__Exercise instructions__
Count the lines in the records below that contain the word "utility", and reply with only that number.

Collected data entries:
◆ ◆ ◆

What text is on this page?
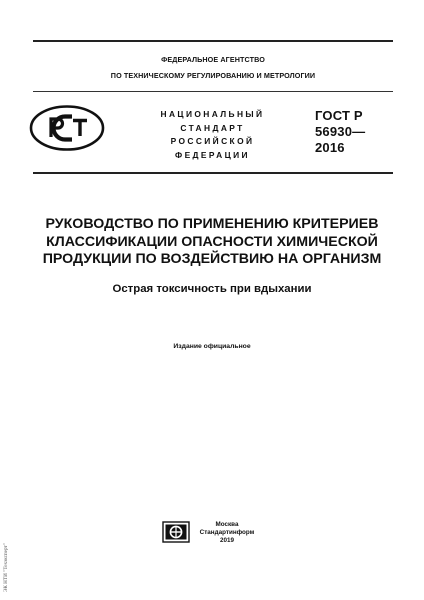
ФЕДЕРАЛЬНОЕ АГЕНТСТВО
ПО ТЕХНИЧЕСКОМУ РЕГУЛИРОВАНИЮ И МЕТРОЛОГИИ
НАЦИОНАЛЬНЫЙ
СТАНДАРТ
РОССИЙСКОЙ
ФЕДЕРАЦИИ
ГОСТ Р
56930—
2016
РУКОВОДСТВО ПО ПРИМЕНЕНИЮ КРИТЕРИЕВ
КЛАССИФИКАЦИИ ОПАСНОСТИ ХИМИЧЕСКОЙ
ПРОДУКЦИИ ПО ВОЗДЕЙСТВИЮ НА ОРГАНИЗМ
Острая токсичность при вдыхании
Издание официальное
ЭК НТИ "Техэксперт"
Москва
Стандартинформ
2019
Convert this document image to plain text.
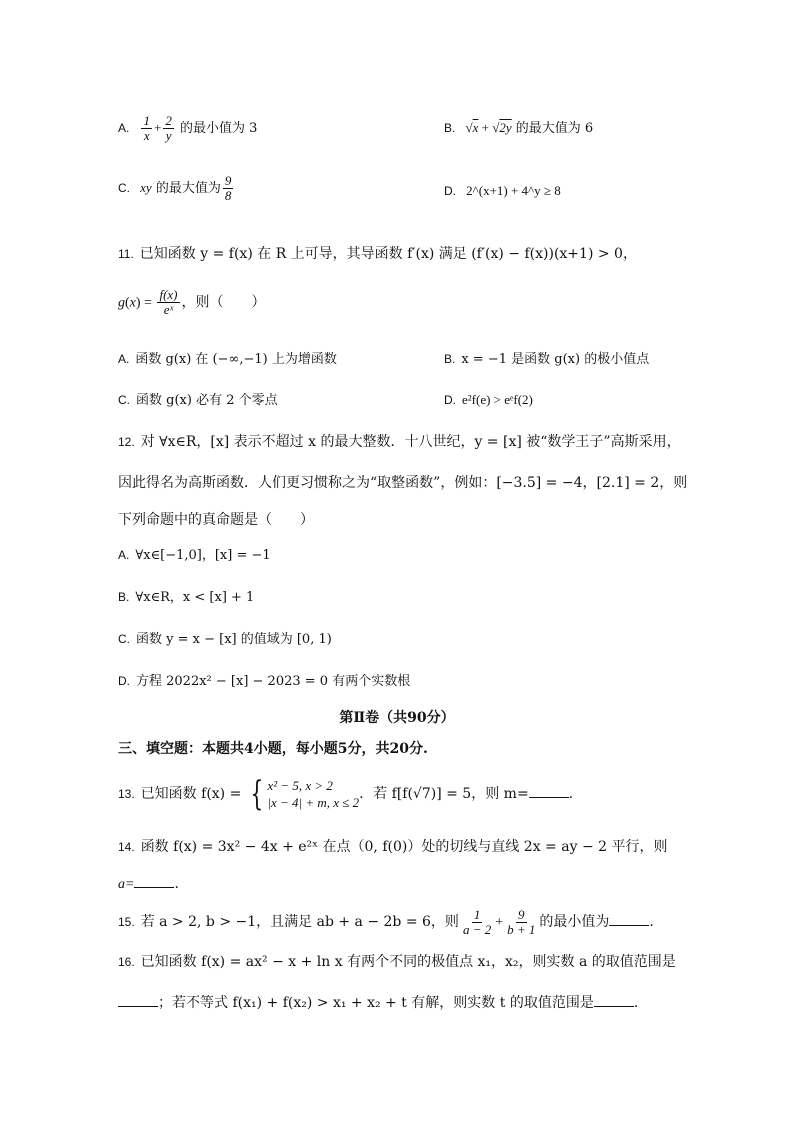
A. $\frac{1}{x} + \frac{2}{y}$ 的最小值为 3	B. √x + √2y 的最大值为 6
C. xy 的最大值为 $\frac{9}{8}$	D. 2^(x+1) + 4^y ≥ 8
11. 已知函数 y = f(x) 在 R 上可导，其导函数 f′(x) 满足 (f′(x) − f(x))(x+1) > 0，
$g(x) = \frac{f(x)}{\text{eˣ}}$ ，则（　　）
A. 函数 g(x) 在 (−∞,−1) 上为增函数	B. x = −1 是函数 g(x) 的极小值点
C. 函数 g(x) 必有 2 个零点	D. e²f(e) > eᵉf(2)
12. 对 ∀x∈R，[x] 表示不超过 x 的最大整数．十八世纪，y = [x] 被“数学王子”高斯采用，
因此得名为高斯函数．人们更习惯称之为“取整函数”，例如：[−3.5] = −4，[2.1] = 2，则
下列命题中的真命题是（　　）
A. ∀x∈[−1,0]，[x] = −1
B. ∀x∈R，x < [x] + 1
C. 函数 y = x − [x] 的值域为 [0, 1)
D. 方程 2022x² − [x] − 2023 = 0 有两个实数根
第Ⅱ卷（共90分）
三、填空题：本题共4小题，每小题5分，共20分.
13. 已知函数 f(x) = { x² − 5, x > 2
|x − 4| + m, x ≤ 2
．若 f[f(√7)] = 5，则 m=	.
14. 函数 f(x) = 3x² − 4x + e²ˣ 在点（0, f(0)）处的切线与直线 2x = ay − 2 平行，则
a=	.
15. 若 a > 2, b > −1，且满足 ab + a − 2b = 6，则 $\frac{1}{a - 2} + \frac{9}{b + 1}$ 的最小值为	.
16. 已知函数 f(x) = ax² − x + ln x 有两个不同的极值点 x₁，x₂，则实数 a 的取值范围是
；若不等式 f(x₁) + f(x₂) > x₁ + x₂ + t 有解，则实数 t 的取值范围是	.
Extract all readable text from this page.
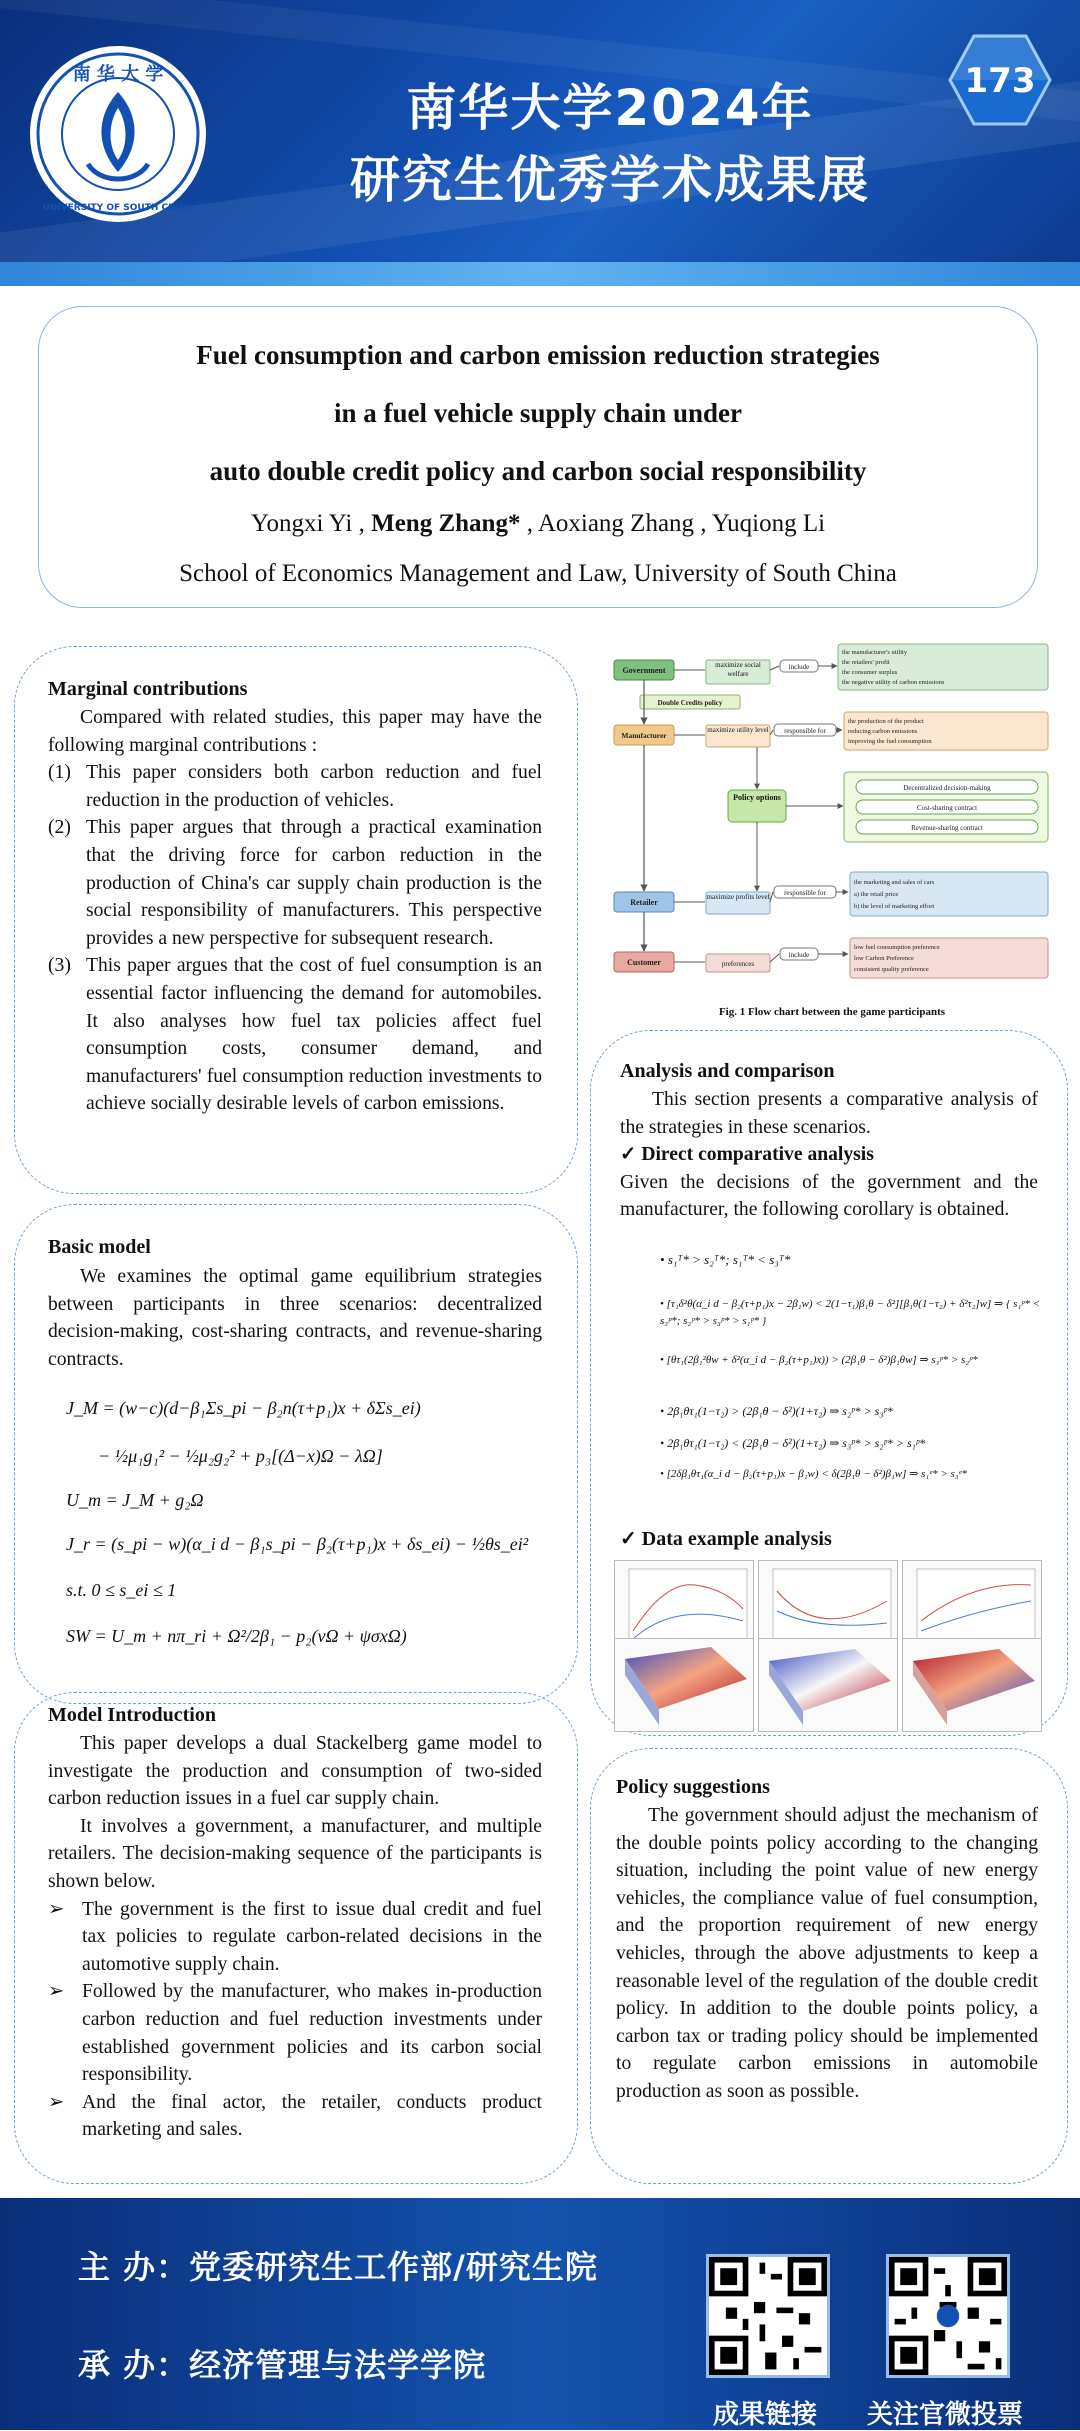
南 华 大 学
UNIVERSITY OF SOUTH CHINA
南华大学2024年
研究生优秀学术成果展
173
Fuel consumption and carbon emission reduction strategies
in a fuel vehicle supply chain under
auto double credit policy and carbon social responsibility
Yongxi Yi , Meng Zhang* , Aoxiang Zhang , Yuqiong Li
School of Economics Management and Law, University of South China
Marginal contributions

Compared with related studies, this paper may have the following marginal contributions :

(1) This paper considers both carbon reduction and fuel reduction in the production of vehicles.
(2) This paper argues that through a practical examination that the driving force for carbon reduction in the production of China's car supply chain production is the social responsibility of manufacturers. This perspective provides a new perspective for subsequent research.
(3) This paper argues that the cost of fuel consumption is an essential factor influencing the demand for automobiles. It also analyses how fuel tax policies affect fuel consumption costs, consumer demand, and manufacturers' fuel consumption reduction investments to achieve socially desirable levels of carbon emissions.
Basic model

We examines the optimal game equilibrium strategies between participants in three scenarios: decentralized decision-making, cost-sharing contracts, and revenue-sharing contracts.

J_M = (w−c)(d−β₁Σs_pi − β₂n(τ+p₁)x + δΣs_ei)
− ½μ₁g₁² − ½μ₂g₂² + p₃[(Δ−x)Ω − λΩ]
U_m = J_M + g₂Ω
J_r = (s_pi − w)(α_i d − β₁s_pi − β₂(τ+p₁)x + δs_ei) − ½θs_ei²
s.t. 0 ≤ s_ei ≤ 1
SW = U_m + nπ_ri + Ω²/2β₁ − p₂(vΩ + ψσxΩ)
Model Introduction

This paper develops a dual Stackelberg game model to investigate the production and consumption of two-sided carbon reduction issues in a fuel car supply chain.

It involves a government, a manufacturer, and multiple retailers. The decision-making sequence of the participants is shown below.

➢ The government is the first to issue dual credit and fuel tax policies to regulate carbon-related decisions in the automotive supply chain.
➢ Followed by the manufacturer, who makes in-production carbon reduction and fuel reduction investments under established government policies and its carbon social responsibility.
➢ And the final actor, the retailer, conducts product marketing and sales.
Government
Double Credits policy
Manufacturer
Retailer
Customer
maximize social welfare
maximize utility level
maximize profits level
preferences
include
responsible for
responsible for
include
the manufacturer's utility the retailers' profit the consumer surplus the negative utility of carbon emissions
the production of the product reducing carbon emissions improving the fuel consumption
Policy options
Decentralized decision-making
Cost-sharing contract
Revenue-sharing contract
the marketing and sales of cars a) the retail price b) the level of marketing effort
low fuel consumption preference low Carbon Preference consistent quality preference
Fig. 1 Flow chart between the game participants
Analysis and comparison

This section presents a comparative analysis of the strategies in these scenarios.

✓ Direct comparative analysis

Given the decisions of the government and the manufacturer, the following corollary is obtained.

• s₁ᵀ* > s₂ᵀ*; s₁ᵀ* < s₃ᵀ*
• [τ₁δ²θ(α_i d − β₂(τ+p₁)x − 2β₁w) < 2(1−τ₁)β₁θ − δ²][β₁θ(1−τ₂) + δ²τ₂]w] ⇒ { s₁ᵖ* < s₃ᵖ*; s₂ᵖ* > s₃ᵖ* > s₁ᵖ* }
• [θτ₁(2β₁²θw + δ²(α_i d − β₂(τ+p₁)x)) > (2β₁θ − δ²)β₁θw] ⇒ s₁ᵖ* > s₂ᵖ*
• 2β₁θτ₁(1−τ₂) > (2β₁θ − δ²)(1+τ₂) ⇒ s₂ᵖ* > s₃ᵖ*
• 2β₁θτ₁(1−τ₂) < (2β₁θ − δ²)(1+τ₂) ⇒ s₃ᵖ* > s₂ᵖ* > s₁ᵖ*
• [2δβ₁θτ₁(α_i d − β₂(τ+p₁)x − β₁w) < δ(2β₁θ − δ²)β₁w] ⇒ s₁ᵉ* > s₃ᵉ*
✓ Data example analysis
Policy suggestions

The government should adjust the mechanism of the double points policy according to the changing situation, including the point value of new energy vehicles, the compliance value of fuel consumption, and the proportion requirement of new energy vehicles, through the above adjustments to keep a reasonable level of the regulation of the double credit policy. In addition to the double points policy, a carbon tax or trading policy should be implemented to regulate carbon emissions in automobile production as soon as possible.

主 办：党委研究生工作部/研究生院
承 办：经济管理与法学学院
成果链接	关注官微投票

◆ ◆ ◆

__Written solution__
2